* **SHORT EXERCISE**
Retype the full set of records. Keep every character identical.

* **STORED DATA**
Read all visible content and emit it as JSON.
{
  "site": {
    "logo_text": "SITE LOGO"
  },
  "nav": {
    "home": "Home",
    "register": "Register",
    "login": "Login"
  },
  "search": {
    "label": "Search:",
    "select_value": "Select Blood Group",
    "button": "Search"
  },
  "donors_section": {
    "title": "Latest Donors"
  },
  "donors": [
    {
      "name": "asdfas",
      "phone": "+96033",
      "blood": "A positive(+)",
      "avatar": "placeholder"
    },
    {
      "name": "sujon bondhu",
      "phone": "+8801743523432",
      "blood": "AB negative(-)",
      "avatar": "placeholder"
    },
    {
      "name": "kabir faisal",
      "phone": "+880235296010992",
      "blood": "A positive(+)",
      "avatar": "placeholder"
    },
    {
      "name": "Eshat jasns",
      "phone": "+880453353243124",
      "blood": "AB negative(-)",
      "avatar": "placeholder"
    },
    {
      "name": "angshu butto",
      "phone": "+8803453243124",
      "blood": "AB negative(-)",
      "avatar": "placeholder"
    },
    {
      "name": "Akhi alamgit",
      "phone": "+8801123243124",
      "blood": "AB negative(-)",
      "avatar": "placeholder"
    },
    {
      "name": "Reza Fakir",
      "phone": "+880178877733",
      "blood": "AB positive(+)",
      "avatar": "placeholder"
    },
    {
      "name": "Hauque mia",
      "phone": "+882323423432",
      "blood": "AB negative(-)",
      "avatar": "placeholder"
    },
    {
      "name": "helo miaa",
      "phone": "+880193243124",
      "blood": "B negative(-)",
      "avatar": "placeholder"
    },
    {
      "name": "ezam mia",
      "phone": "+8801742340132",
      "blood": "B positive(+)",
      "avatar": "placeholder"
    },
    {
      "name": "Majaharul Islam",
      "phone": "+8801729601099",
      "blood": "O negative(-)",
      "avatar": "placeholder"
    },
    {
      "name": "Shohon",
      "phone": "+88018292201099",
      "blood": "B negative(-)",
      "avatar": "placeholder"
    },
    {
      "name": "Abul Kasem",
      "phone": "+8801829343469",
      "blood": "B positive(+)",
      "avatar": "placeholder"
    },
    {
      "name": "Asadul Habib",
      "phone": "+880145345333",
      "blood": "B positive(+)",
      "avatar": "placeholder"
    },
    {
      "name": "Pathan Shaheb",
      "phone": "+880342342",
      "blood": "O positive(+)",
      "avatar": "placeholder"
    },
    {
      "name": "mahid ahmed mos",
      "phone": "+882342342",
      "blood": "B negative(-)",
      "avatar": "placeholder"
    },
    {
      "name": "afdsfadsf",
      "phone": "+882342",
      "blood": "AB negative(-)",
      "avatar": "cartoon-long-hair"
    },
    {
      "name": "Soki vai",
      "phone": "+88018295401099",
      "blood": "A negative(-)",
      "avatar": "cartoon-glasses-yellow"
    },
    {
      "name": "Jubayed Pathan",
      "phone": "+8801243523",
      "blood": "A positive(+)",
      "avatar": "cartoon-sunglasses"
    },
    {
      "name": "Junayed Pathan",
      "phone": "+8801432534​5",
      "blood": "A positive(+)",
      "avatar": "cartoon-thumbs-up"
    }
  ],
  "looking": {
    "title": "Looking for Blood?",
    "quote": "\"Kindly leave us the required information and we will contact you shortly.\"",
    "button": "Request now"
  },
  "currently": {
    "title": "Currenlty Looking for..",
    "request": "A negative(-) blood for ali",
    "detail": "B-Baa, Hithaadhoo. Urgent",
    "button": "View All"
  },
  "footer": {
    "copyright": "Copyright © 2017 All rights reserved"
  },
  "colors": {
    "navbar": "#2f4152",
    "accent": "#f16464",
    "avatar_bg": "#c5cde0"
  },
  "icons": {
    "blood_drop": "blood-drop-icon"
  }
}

* **ANSWER TO THIS EXERCISE**
Read all visible content and emit it as JSON.
{
  "site": {
    "logo_text": "SITE LOGO"
  },
  "nav": {
    "home": "Home",
    "register": "Register",
    "login": "Login"
  },
  "search": {
    "label": "Search:",
    "select_value": "Select Blood Group",
    "button": "Search"
  },
  "donors_section": {
    "title": "Latest Donors"
  },
  "donors": [
    {
      "name": "asdfas",
      "phone": "+96033",
      "blood": "A positive(+)",
      "avatar": "placeholder"
    },
    {
      "name": "sujon bondhu",
      "phone": "+8801743523432",
      "blood": "AB negative(-)",
      "avatar": "placeholder"
    },
    {
      "name": "kabir faisal",
      "phone": "+880235296010992",
      "blood": "A positive(+)",
      "avatar": "placeholder"
    },
    {
      "name": "Eshat jasns",
      "phone": "+880453353243124",
      "blood": "AB negative(-)",
      "avatar": "placeholder"
    },
    {
      "name": "angshu butto",
      "phone": "+8803453243124",
      "blood": "AB negative(-)",
      "avatar": "placeholder"
    },
    {
      "name": "Akhi alamgit",
      "phone": "+8801123243124",
      "blood": "AB negative(-)",
      "avatar": "placeholder"
    },
    {
      "name": "Reza Fakir",
      "phone": "+880178877733",
      "blood": "AB positive(+)",
      "avatar": "placeholder"
    },
    {
      "name": "Hauque mia",
      "phone": "+882323423432",
      "blood": "AB negative(-)",
      "avatar": "placeholder"
    },
    {
      "name": "helo miaa",
      "phone": "+880193243124",
      "blood": "B negative(-)",
      "avatar": "placeholder"
    },
    {
      "name": "ezam mia",
      "phone": "+8801742340132",
      "blood": "B positive(+)",
      "avatar": "placeholder"
    },
    {
      "name": "Majaharul Islam",
      "phone": "+8801729601099",
      "blood": "O negative(-)",
      "avatar": "placeholder"
    },
    {
      "name": "Shohon",
      "phone": "+88018292201099",
      "blood": "B negative(-)",
      "avatar": "placeholder"
    },
    {
      "name": "Abul Kasem",
      "phone": "+8801829343469",
      "blood": "B positive(+)",
      "avatar": "placeholder"
    },
    {
      "name": "Asadul Habib",
      "phone": "+880145345333",
      "blood": "B positive(+)",
      "avatar": "placeholder"
    },
    {
      "name": "Pathan Shaheb",
      "phone": "+880342342",
      "blood": "O positive(+)",
      "avatar": "placeholder"
    },
    {
      "name": "mahid ahmed mos",
      "phone": "+882342342",
      "blood": "B negative(-)",
      "avatar": "placeholder"
    },
    {
      "name": "afdsfadsf",
      "phone": "+882342",
      "blood": "AB negative(-)",
      "avatar": "cartoon-long-hair"
    },
    {
      "name": "Soki vai",
      "phone": "+88018295401099",
      "blood": "A negative(-)",
      "avatar": "cartoon-glasses-yellow"
    },
    {
      "name": "Jubayed Pathan",
      "phone": "+8801243523",
      "blood": "A positive(+)",
      "avatar": "cartoon-sunglasses"
    },
    {
      "name": "Junayed Pathan",
      "phone": "+8801432534​5",
      "blood": "A positive(+)",
      "avatar": "cartoon-thumbs-up"
    }
  ],
  "looking": {
    "title": "Looking for Blood?",
    "quote": "\"Kindly leave us the required information and we will contact you shortly.\"",
    "button": "Request now"
  },
  "currently": {
    "title": "Currenlty Looking for..",
    "request": "A negative(-) blood for ali",
    "detail": "B-Baa, Hithaadhoo. Urgent",
    "button": "View All"
  },
  "footer": {
    "copyright": "Copyright © 2017 All rights reserved"
  },
  "colors": {
    "navbar": "#2f4152",
    "accent": "#f16464",
    "avatar_bg": "#c5cde0"
  },
  "icons": {
    "blood_drop": "blood-drop-icon"
  }
}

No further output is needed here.